[Saved entries]
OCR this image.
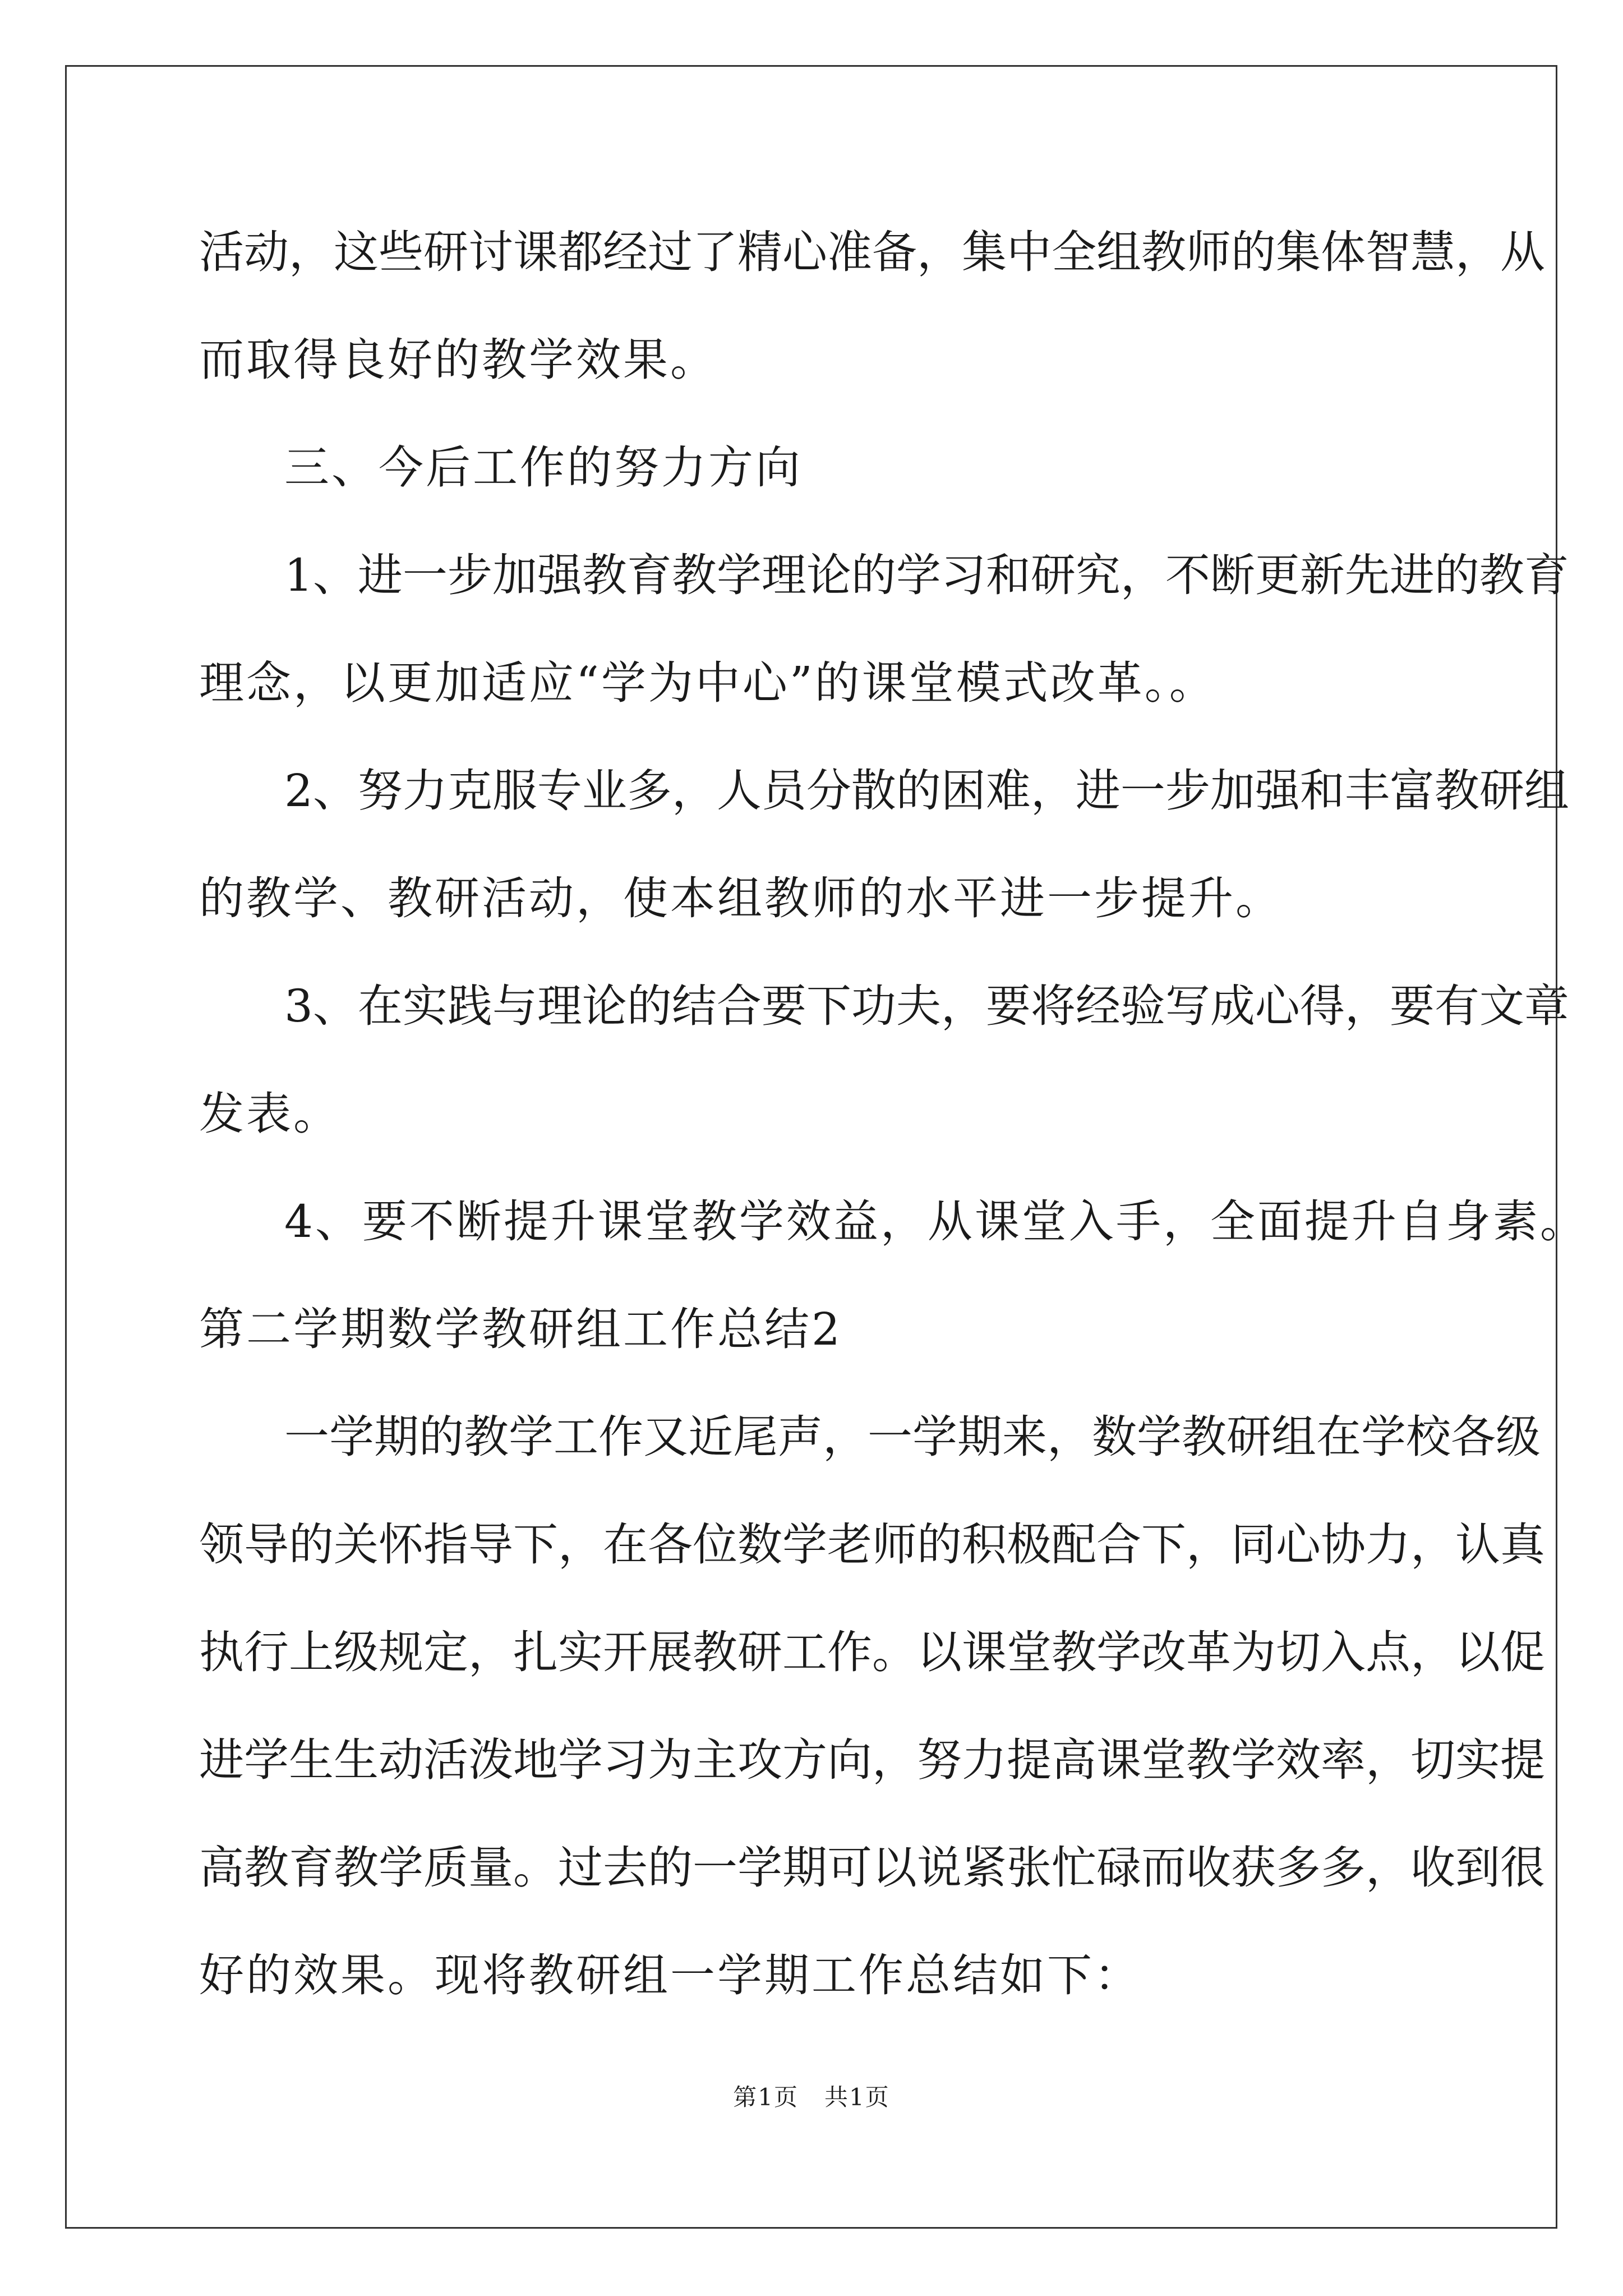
活动，这些研讨课都经过了精心准备，集中全组教师的集体智慧，从
而取得良好的教学效果。
三、今后工作的努力方向
1、进一步加强教育教学理论的学习和研究，不断更新先进的教育
理念，以更加适应“学为中心”的课堂模式改革。。
2、努力克服专业多，人员分散的困难，进一步加强和丰富教研组
的教学、教研活动，使本组教师的水平进一步提升。
3、在实践与理论的结合要下功夫，要将经验写成心得，要有文章
发表。
4、要不断提升课堂教学效益，从课堂入手，全面提升自身素。
第二学期数学教研组工作总结2
一学期的教学工作又近尾声，一学期来，数学教研组在学校各级
领导的关怀指导下，在各位数学老师的积极配合下，同心协力，认真
执行上级规定，扎实开展教研工作。以课堂教学改革为切入点，以促
进学生生动活泼地学习为主攻方向，努力提高课堂教学效率，切实提
高教育教学质量。过去的一学期可以说紧张忙碌而收获多多，收到很
好的效果。现将教研组一学期工作总结如下：
第1页 共1页
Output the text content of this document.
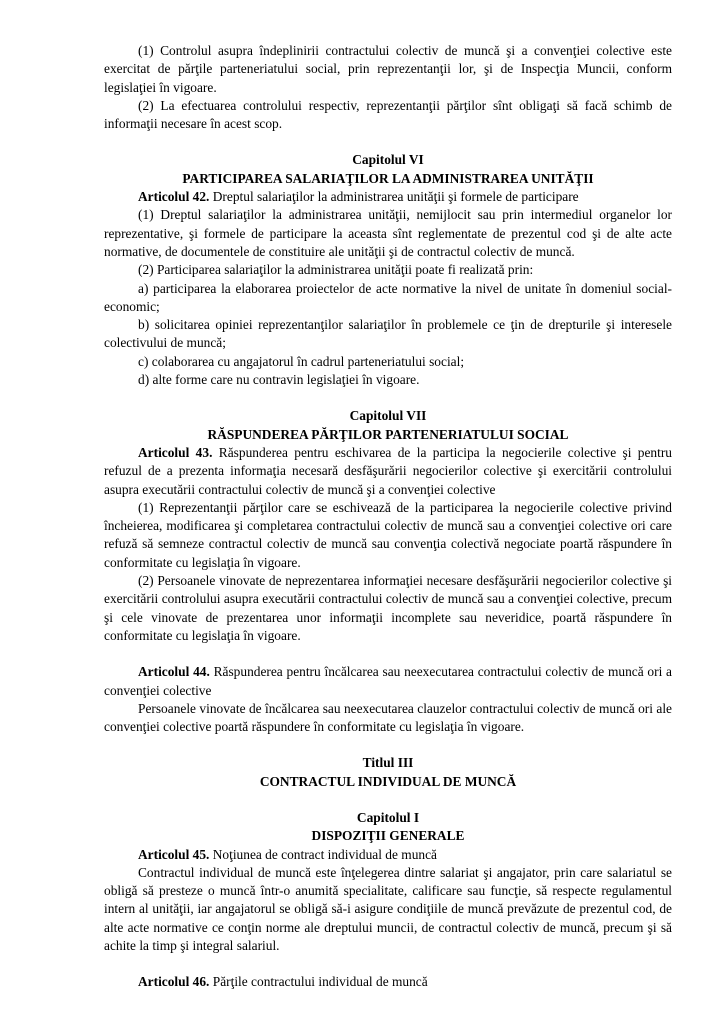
(1) Controlul asupra îndeplinirii contractului colectiv de muncă şi a convenţiei colective este exercitat de părţile parteneriatului social, prin reprezentanţii lor, şi de Inspecţia Muncii, conform legislaţiei în vigoare.

(2) La efectuarea controlului respectiv, reprezentanţii părţilor sînt obligaţi să facă schimb de informaţii necesare în acest scop.

Capitolul VI

PARTICIPAREA SALARIAŢILOR LA ADMINISTRAREA UNITĂŢII

Articolul 42. Dreptul salariaţilor la administrarea unităţii şi formele de participare

(1) Dreptul salariaţilor la administrarea unităţii, nemijlocit sau prin intermediul organelor lor reprezentative, şi formele de participare la aceasta sînt reglementate de prezentul cod şi de alte acte normative, de documentele de constituire ale unităţii şi de contractul colectiv de muncă.

(2) Participarea salariaţilor la administrarea unităţii poate fi realizată prin:

a) participarea la elaborarea proiectelor de acte normative la nivel de unitate în domeniul social-economic;

b) solicitarea opiniei reprezentanţilor salariaţilor în problemele ce ţin de drepturile şi interesele colectivului de muncă;

c) colaborarea cu angajatorul în cadrul parteneriatului social;

d) alte forme care nu contravin legislaţiei în vigoare.

Capitolul VII

RĂSPUNDEREA PĂRŢILOR PARTENERIATULUI SOCIAL

Articolul 43. Răspunderea pentru eschivarea de la participa la negocierile colective şi pentru refuzul de a prezenta informaţia necesară desfăşurării negocierilor colective şi exercitării controlului asupra executării contractului colectiv de muncă şi a convenţiei colective

(1) Reprezentanţii părţilor care se eschivează de la participarea la negocierile colective privind încheierea, modificarea şi completarea contractului colectiv de muncă sau a convenţiei colective ori care refuză să semneze contractul colectiv de muncă sau convenţia colectivă negociate poartă răspundere în conformitate cu legislaţia în vigoare.

(2) Persoanele vinovate de neprezentarea informaţiei necesare desfăşurării negocierilor colective şi exercitării controlului asupra executării contractului colectiv de muncă sau a convenţiei colective, precum şi cele vinovate de prezentarea unor informaţii incomplete sau neveridice, poartă răspundere în conformitate cu legislaţia în vigoare.

Articolul 44. Răspunderea pentru încălcarea sau neexecutarea contractului colectiv de muncă ori a convenţiei colective

Persoanele vinovate de încălcarea sau neexecutarea clauzelor contractului colectiv de muncă ori ale convenţiei colective poartă răspundere în conformitate cu legislaţia în vigoare.

Titlul III

CONTRACTUL INDIVIDUAL DE MUNCĂ

Capitolul I

DISPOZIŢII GENERALE

Articolul 45. Noţiunea de contract individual de muncă

Contractul individual de muncă este înţelegerea dintre salariat şi angajator, prin care salariatul se obligă să presteze o muncă într-o anumită specialitate, calificare sau funcţie, să respecte regulamentul intern al unităţii, iar angajatorul se obligă să-i asigure condiţiile de muncă prevăzute de prezentul cod, de alte acte normative ce conţin norme ale dreptului muncii, de contractul colectiv de muncă, precum şi să achite la timp şi integral salariul.

Articolul 46. Părţile contractului individual de muncă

§ Directive
Transcribe the whole listing, character for character, but not its images.

§ Answer below
OCR this image.
活动，这些研讨课都经过了精心准备，集中全组教师的集体智慧，从
而取得良好的教学效果。
三、今后工作的努力方向
1、进一步加强教育教学理论的学习和研究，不断更新先进的教育
理念，以更加适应“学为中心”的课堂模式改革。。
2、努力克服专业多，人员分散的困难，进一步加强和丰富教研组
的教学、教研活动，使本组教师的水平进一步提升。
3、在实践与理论的结合要下功夫，要将经验写成心得，要有文章
发表。
4、要不断提升课堂教学效益，从课堂入手，全面提升自身素。
第二学期数学教研组工作总结2
一学期的教学工作又近尾声，一学期来，数学教研组在学校各级
领导的关怀指导下，在各位数学老师的积极配合下，同心协力，认真
执行上级规定，扎实开展教研工作。以课堂教学改革为切入点，以促
进学生生动活泼地学习为主攻方向，努力提高课堂教学效率，切实提
高教育教学质量。过去的一学期可以说紧张忙碌而收获多多，收到很
好的效果。现将教研组一学期工作总结如下：
第1页 共1页
Output the text content of this document.
(1) Controlul asupra îndeplinirii contractului colectiv de muncă şi a convenţiei colective este exercitat de părţile parteneriatului social, prin reprezentanţii lor, şi de Inspecţia Muncii, conform legislaţiei în vigoare.

(2) La efectuarea controlului respectiv, reprezentanţii părţilor sînt obligaţi să facă schimb de informaţii necesare în acest scop.

Capitolul VI

PARTICIPAREA SALARIAŢILOR LA ADMINISTRAREA UNITĂŢII

Articolul 42. Dreptul salariaţilor la administrarea unităţii şi formele de participare

(1) Dreptul salariaţilor la administrarea unităţii, nemijlocit sau prin intermediul organelor lor reprezentative, şi formele de participare la aceasta sînt reglementate de prezentul cod şi de alte acte normative, de documentele de constituire ale unităţii şi de contractul colectiv de muncă.

(2) Participarea salariaţilor la administrarea unităţii poate fi realizată prin:

a) participarea la elaborarea proiectelor de acte normative la nivel de unitate în domeniul social-economic;

b) solicitarea opiniei reprezentanţilor salariaţilor în problemele ce ţin de drepturile şi interesele colectivului de muncă;

c) colaborarea cu angajatorul în cadrul parteneriatului social;

d) alte forme care nu contravin legislaţiei în vigoare.

Capitolul VII

RĂSPUNDEREA PĂRŢILOR PARTENERIATULUI SOCIAL

Articolul 43. Răspunderea pentru eschivarea de la participa la negocierile colective şi pentru refuzul de a prezenta informaţia necesară desfăşurării negocierilor colective şi exercitării controlului asupra executării contractului colectiv de muncă şi a convenţiei colective

(1) Reprezentanţii părţilor care se eschivează de la participarea la negocierile colective privind încheierea, modificarea şi completarea contractului colectiv de muncă sau a convenţiei colective ori care refuză să semneze contractul colectiv de muncă sau convenţia colectivă negociate poartă răspundere în conformitate cu legislaţia în vigoare.

(2) Persoanele vinovate de neprezentarea informaţiei necesare desfăşurării negocierilor colective şi exercitării controlului asupra executării contractului colectiv de muncă sau a convenţiei colective, precum şi cele vinovate de prezentarea unor informaţii incomplete sau neveridice, poartă răspundere în conformitate cu legislaţia în vigoare.

Articolul 44. Răspunderea pentru încălcarea sau neexecutarea contractului colectiv de muncă ori a convenţiei colective

Persoanele vinovate de încălcarea sau neexecutarea clauzelor contractului colectiv de muncă ori ale convenţiei colective poartă răspundere în conformitate cu legislaţia în vigoare.

Titlul III

CONTRACTUL INDIVIDUAL DE MUNCĂ

Capitolul I

DISPOZIŢII GENERALE

Articolul 45. Noţiunea de contract individual de muncă

Contractul individual de muncă este înţelegerea dintre salariat şi angajator, prin care salariatul se obligă să presteze o muncă într-o anumită specialitate, calificare sau funcţie, să respecte regulamentul intern al unităţii, iar angajatorul se obligă să-i asigure condiţiile de muncă prevăzute de prezentul cod, de alte acte normative ce conţin norme ale dreptului muncii, de contractul colectiv de muncă, precum şi să achite la timp şi integral salariul.

Articolul 46. Părţile contractului individual de muncă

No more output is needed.